Which lines have the string "실패하면"? Copy all of them from the entries below.

Data supplied:
— Begin —
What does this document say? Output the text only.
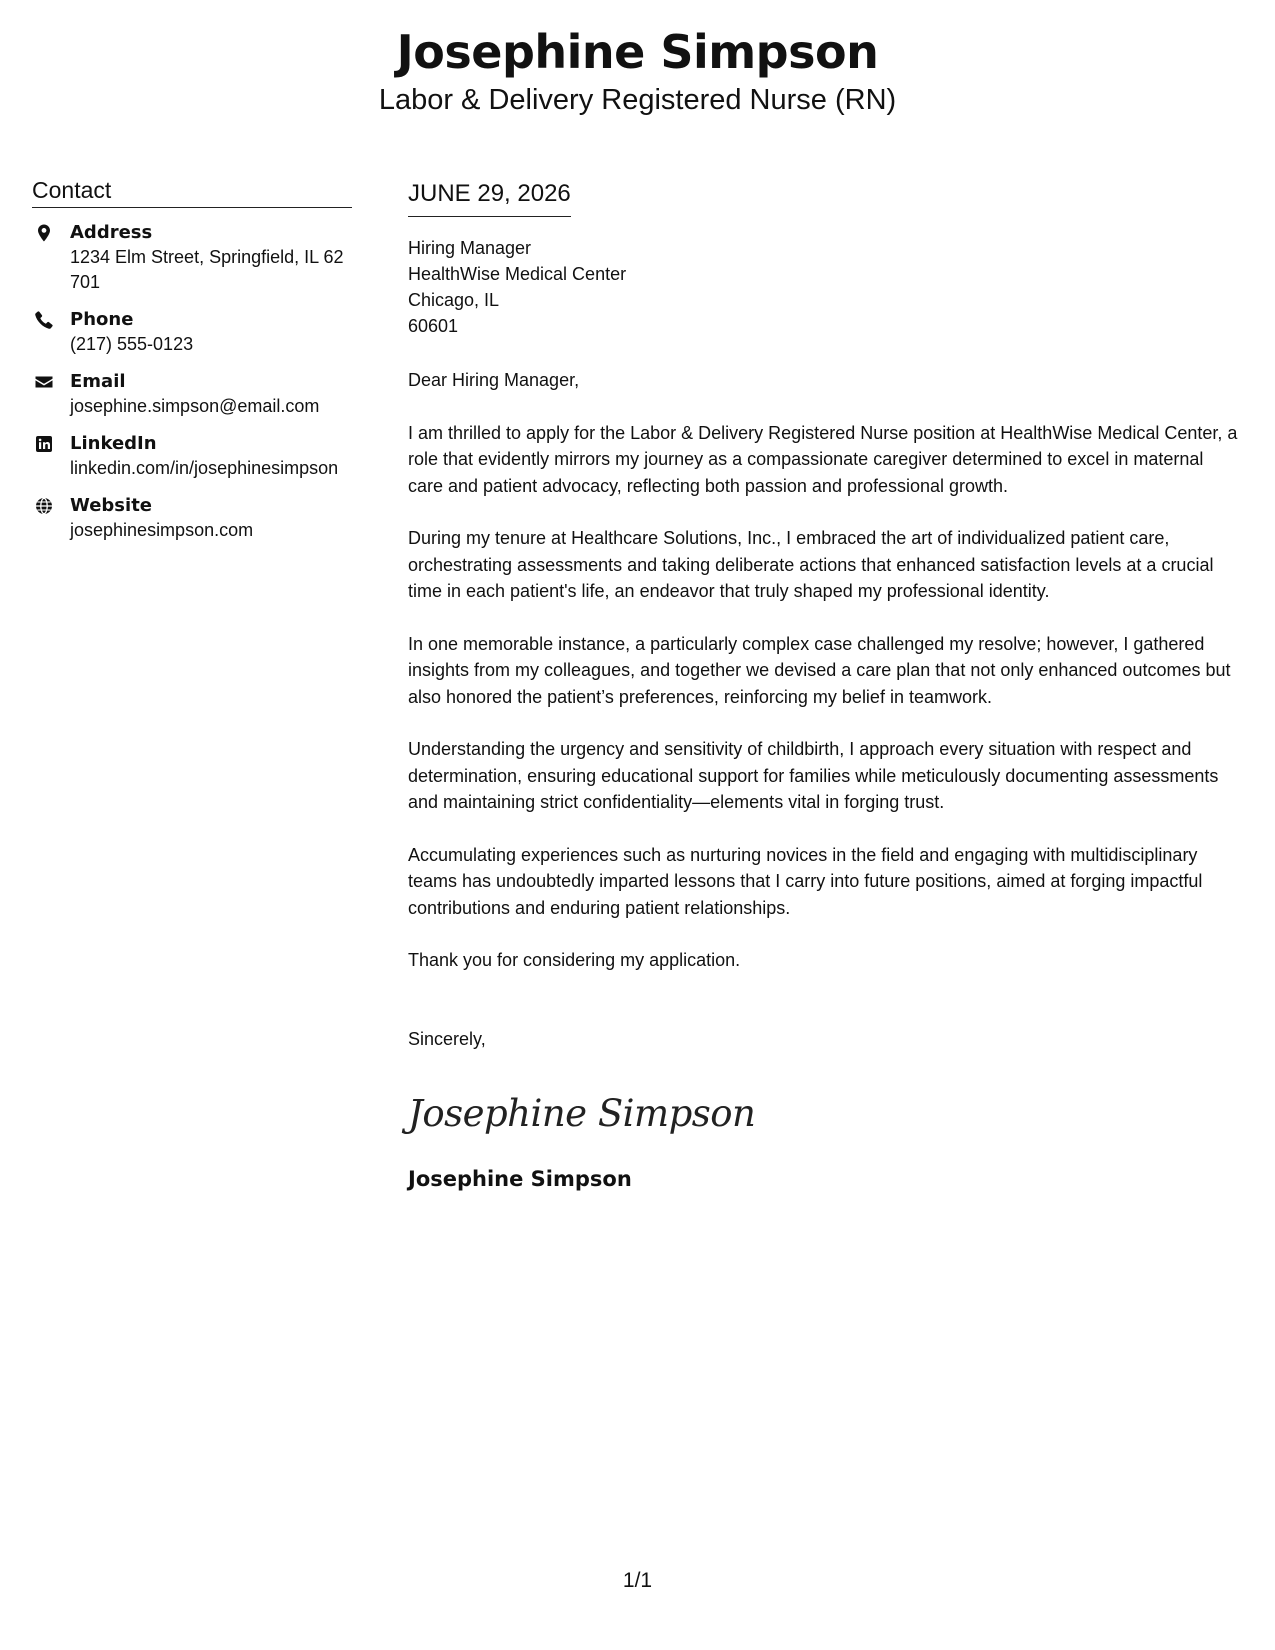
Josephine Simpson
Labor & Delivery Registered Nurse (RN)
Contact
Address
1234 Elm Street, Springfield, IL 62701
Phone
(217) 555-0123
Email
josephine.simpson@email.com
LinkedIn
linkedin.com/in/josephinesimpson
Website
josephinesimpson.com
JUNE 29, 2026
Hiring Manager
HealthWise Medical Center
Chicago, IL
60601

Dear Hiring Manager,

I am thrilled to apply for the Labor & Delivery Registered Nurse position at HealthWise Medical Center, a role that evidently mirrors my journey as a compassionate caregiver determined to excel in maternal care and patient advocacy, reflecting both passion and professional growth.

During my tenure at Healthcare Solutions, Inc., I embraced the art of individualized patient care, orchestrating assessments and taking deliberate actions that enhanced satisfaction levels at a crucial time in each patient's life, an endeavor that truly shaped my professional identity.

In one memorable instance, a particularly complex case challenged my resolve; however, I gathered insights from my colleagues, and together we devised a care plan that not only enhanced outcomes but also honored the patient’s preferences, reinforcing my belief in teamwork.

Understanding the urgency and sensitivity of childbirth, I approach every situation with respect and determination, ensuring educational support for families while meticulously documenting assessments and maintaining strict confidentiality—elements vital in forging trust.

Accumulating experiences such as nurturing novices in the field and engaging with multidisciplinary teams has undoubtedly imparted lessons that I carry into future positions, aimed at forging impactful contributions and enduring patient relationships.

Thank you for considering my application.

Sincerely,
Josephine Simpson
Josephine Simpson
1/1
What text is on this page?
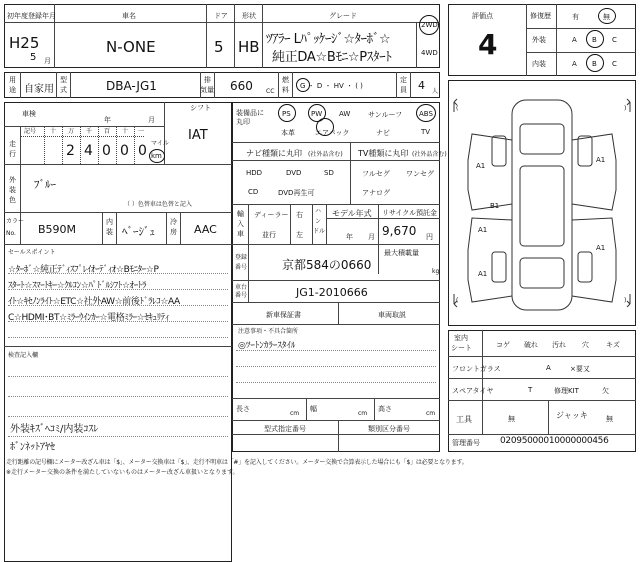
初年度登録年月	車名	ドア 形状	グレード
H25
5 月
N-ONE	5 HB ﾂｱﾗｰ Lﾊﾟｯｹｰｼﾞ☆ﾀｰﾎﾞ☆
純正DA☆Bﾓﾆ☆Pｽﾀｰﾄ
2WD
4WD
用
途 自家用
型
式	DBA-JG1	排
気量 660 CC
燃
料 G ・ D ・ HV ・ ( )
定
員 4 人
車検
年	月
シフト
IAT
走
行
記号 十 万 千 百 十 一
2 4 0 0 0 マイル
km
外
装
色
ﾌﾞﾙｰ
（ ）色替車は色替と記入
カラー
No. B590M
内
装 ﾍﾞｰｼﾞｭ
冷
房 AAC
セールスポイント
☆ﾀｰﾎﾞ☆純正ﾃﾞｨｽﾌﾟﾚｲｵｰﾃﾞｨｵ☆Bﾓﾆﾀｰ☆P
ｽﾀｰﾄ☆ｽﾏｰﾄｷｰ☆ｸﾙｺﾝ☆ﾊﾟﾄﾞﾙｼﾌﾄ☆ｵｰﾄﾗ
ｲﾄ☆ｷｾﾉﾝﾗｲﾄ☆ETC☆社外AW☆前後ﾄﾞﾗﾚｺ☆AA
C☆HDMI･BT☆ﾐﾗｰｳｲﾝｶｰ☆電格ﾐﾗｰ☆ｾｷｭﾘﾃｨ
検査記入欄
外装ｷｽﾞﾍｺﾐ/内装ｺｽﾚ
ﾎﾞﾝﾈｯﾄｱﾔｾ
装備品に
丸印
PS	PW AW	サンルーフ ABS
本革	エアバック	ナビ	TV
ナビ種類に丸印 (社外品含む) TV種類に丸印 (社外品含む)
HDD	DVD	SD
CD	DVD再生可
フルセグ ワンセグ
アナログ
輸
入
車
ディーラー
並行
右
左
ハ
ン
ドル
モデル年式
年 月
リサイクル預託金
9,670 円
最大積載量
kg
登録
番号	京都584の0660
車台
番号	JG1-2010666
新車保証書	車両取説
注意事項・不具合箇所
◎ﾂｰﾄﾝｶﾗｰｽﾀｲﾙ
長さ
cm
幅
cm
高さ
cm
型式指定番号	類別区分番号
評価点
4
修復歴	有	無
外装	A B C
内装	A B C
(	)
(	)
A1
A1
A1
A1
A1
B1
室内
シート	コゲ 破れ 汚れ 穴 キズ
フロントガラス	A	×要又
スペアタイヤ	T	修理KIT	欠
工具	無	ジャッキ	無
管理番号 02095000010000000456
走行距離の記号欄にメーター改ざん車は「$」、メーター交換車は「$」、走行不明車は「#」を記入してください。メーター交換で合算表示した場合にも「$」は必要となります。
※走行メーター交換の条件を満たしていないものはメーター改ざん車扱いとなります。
— End —
— Begin —
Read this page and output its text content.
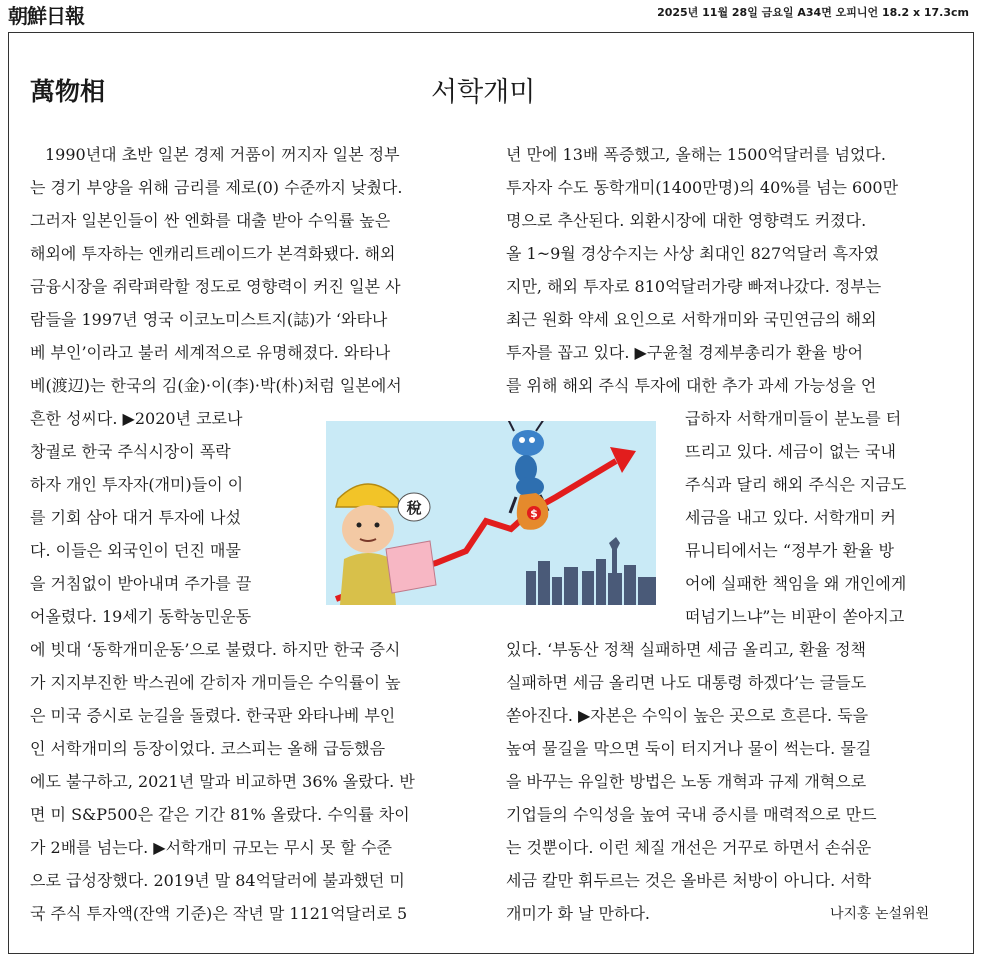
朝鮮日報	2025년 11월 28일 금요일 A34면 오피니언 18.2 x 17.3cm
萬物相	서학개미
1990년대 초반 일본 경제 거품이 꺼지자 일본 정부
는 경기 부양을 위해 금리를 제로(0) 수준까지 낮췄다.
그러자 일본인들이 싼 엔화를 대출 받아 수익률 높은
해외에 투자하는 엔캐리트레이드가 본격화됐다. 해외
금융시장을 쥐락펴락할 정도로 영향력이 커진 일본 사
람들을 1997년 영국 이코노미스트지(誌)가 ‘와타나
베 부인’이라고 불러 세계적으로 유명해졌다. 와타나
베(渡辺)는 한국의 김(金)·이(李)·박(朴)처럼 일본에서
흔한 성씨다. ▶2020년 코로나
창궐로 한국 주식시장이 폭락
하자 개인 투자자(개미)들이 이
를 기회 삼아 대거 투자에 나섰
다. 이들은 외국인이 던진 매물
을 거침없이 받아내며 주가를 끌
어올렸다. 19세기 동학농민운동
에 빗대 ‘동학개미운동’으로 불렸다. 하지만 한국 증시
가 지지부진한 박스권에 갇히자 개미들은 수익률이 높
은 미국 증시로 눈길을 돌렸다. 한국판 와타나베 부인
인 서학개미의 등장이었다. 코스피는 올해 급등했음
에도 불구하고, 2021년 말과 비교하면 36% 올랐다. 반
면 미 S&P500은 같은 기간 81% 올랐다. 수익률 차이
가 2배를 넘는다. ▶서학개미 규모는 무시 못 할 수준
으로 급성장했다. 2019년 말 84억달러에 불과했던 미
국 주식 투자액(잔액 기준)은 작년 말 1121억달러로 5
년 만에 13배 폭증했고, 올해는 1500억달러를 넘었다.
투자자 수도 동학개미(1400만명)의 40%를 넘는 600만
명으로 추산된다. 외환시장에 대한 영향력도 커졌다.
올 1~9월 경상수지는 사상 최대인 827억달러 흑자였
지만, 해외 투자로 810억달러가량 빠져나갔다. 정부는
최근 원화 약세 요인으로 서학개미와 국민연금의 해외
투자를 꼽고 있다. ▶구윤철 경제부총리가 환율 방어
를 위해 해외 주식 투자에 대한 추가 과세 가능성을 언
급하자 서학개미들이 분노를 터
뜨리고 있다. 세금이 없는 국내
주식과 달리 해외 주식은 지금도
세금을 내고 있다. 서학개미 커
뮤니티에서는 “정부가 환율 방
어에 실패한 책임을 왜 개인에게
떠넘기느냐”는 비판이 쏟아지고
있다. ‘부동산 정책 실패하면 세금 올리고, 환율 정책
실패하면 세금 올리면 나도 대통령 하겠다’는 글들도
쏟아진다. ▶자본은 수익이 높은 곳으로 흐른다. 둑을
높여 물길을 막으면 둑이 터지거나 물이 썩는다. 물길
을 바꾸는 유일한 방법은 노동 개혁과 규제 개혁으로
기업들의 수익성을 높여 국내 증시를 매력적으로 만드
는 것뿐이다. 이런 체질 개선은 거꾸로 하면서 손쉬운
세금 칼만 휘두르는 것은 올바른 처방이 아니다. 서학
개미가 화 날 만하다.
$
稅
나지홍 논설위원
— End —
Solved exercise:
있다. ‘부동산 정책 실패하면 세금 올리고, 환율 정책
실패하면 세금 올리면 나도 대통령 하겠다’는 글들도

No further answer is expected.